# [What the task asks]
Retype every entry exactly, character for character.
**** Stored records
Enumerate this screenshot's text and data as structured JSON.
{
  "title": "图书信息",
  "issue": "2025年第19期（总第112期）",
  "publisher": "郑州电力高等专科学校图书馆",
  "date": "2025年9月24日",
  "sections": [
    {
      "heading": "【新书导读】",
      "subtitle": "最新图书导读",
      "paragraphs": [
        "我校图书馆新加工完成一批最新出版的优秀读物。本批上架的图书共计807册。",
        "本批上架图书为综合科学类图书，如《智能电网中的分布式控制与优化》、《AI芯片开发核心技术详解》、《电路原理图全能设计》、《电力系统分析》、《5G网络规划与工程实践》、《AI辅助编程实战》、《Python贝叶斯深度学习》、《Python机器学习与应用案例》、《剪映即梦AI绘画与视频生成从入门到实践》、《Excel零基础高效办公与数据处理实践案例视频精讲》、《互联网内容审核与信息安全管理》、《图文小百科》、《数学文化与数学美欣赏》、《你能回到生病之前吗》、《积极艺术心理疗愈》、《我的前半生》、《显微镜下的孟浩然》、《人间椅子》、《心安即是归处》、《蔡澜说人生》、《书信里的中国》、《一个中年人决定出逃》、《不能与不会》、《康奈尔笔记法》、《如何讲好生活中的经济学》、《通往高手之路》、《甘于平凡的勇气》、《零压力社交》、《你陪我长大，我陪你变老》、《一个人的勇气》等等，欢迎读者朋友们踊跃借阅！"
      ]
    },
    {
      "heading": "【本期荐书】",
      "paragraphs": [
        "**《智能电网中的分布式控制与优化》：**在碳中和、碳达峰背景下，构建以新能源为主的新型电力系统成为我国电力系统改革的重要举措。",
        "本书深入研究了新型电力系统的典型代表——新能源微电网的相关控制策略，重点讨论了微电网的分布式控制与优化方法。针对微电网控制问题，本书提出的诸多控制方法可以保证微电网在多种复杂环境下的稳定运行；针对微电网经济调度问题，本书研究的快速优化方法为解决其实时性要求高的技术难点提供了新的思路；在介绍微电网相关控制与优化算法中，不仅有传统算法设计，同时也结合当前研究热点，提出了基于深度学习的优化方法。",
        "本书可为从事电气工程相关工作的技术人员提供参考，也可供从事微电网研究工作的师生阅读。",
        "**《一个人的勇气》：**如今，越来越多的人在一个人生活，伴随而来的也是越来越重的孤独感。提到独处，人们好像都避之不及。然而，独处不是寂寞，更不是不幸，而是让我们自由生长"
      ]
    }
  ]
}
********
# [Task result]
Enumerate this screenshot's text and data as structured JSON.
{
  "title": "图书信息",
  "issue": "2025年第19期（总第112期）",
  "publisher": "郑州电力高等专科学校图书馆",
  "date": "2025年9月24日",
  "sections": [
    {
      "heading": "【新书导读】",
      "subtitle": "最新图书导读",
      "paragraphs": [
        "我校图书馆新加工完成一批最新出版的优秀读物。本批上架的图书共计807册。",
        "本批上架图书为综合科学类图书，如《智能电网中的分布式控制与优化》、《AI芯片开发核心技术详解》、《电路原理图全能设计》、《电力系统分析》、《5G网络规划与工程实践》、《AI辅助编程实战》、《Python贝叶斯深度学习》、《Python机器学习与应用案例》、《剪映即梦AI绘画与视频生成从入门到实践》、《Excel零基础高效办公与数据处理实践案例视频精讲》、《互联网内容审核与信息安全管理》、《图文小百科》、《数学文化与数学美欣赏》、《你能回到生病之前吗》、《积极艺术心理疗愈》、《我的前半生》、《显微镜下的孟浩然》、《人间椅子》、《心安即是归处》、《蔡澜说人生》、《书信里的中国》、《一个中年人决定出逃》、《不能与不会》、《康奈尔笔记法》、《如何讲好生活中的经济学》、《通往高手之路》、《甘于平凡的勇气》、《零压力社交》、《你陪我长大，我陪你变老》、《一个人的勇气》等等，欢迎读者朋友们踊跃借阅！"
      ]
    },
    {
      "heading": "【本期荐书】",
      "paragraphs": [
        "**《智能电网中的分布式控制与优化》：**在碳中和、碳达峰背景下，构建以新能源为主的新型电力系统成为我国电力系统改革的重要举措。",
        "本书深入研究了新型电力系统的典型代表——新能源微电网的相关控制策略，重点讨论了微电网的分布式控制与优化方法。针对微电网控制问题，本书提出的诸多控制方法可以保证微电网在多种复杂环境下的稳定运行；针对微电网经济调度问题，本书研究的快速优化方法为解决其实时性要求高的技术难点提供了新的思路；在介绍微电网相关控制与优化算法中，不仅有传统算法设计，同时也结合当前研究热点，提出了基于深度学习的优化方法。",
        "本书可为从事电气工程相关工作的技术人员提供参考，也可供从事微电网研究工作的师生阅读。",
        "**《一个人的勇气》：**如今，越来越多的人在一个人生活，伴随而来的也是越来越重的孤独感。提到独处，人们好像都避之不及。然而，独处不是寂寞，更不是不幸，而是让我们自由生长"
      ]
    }
  ]
}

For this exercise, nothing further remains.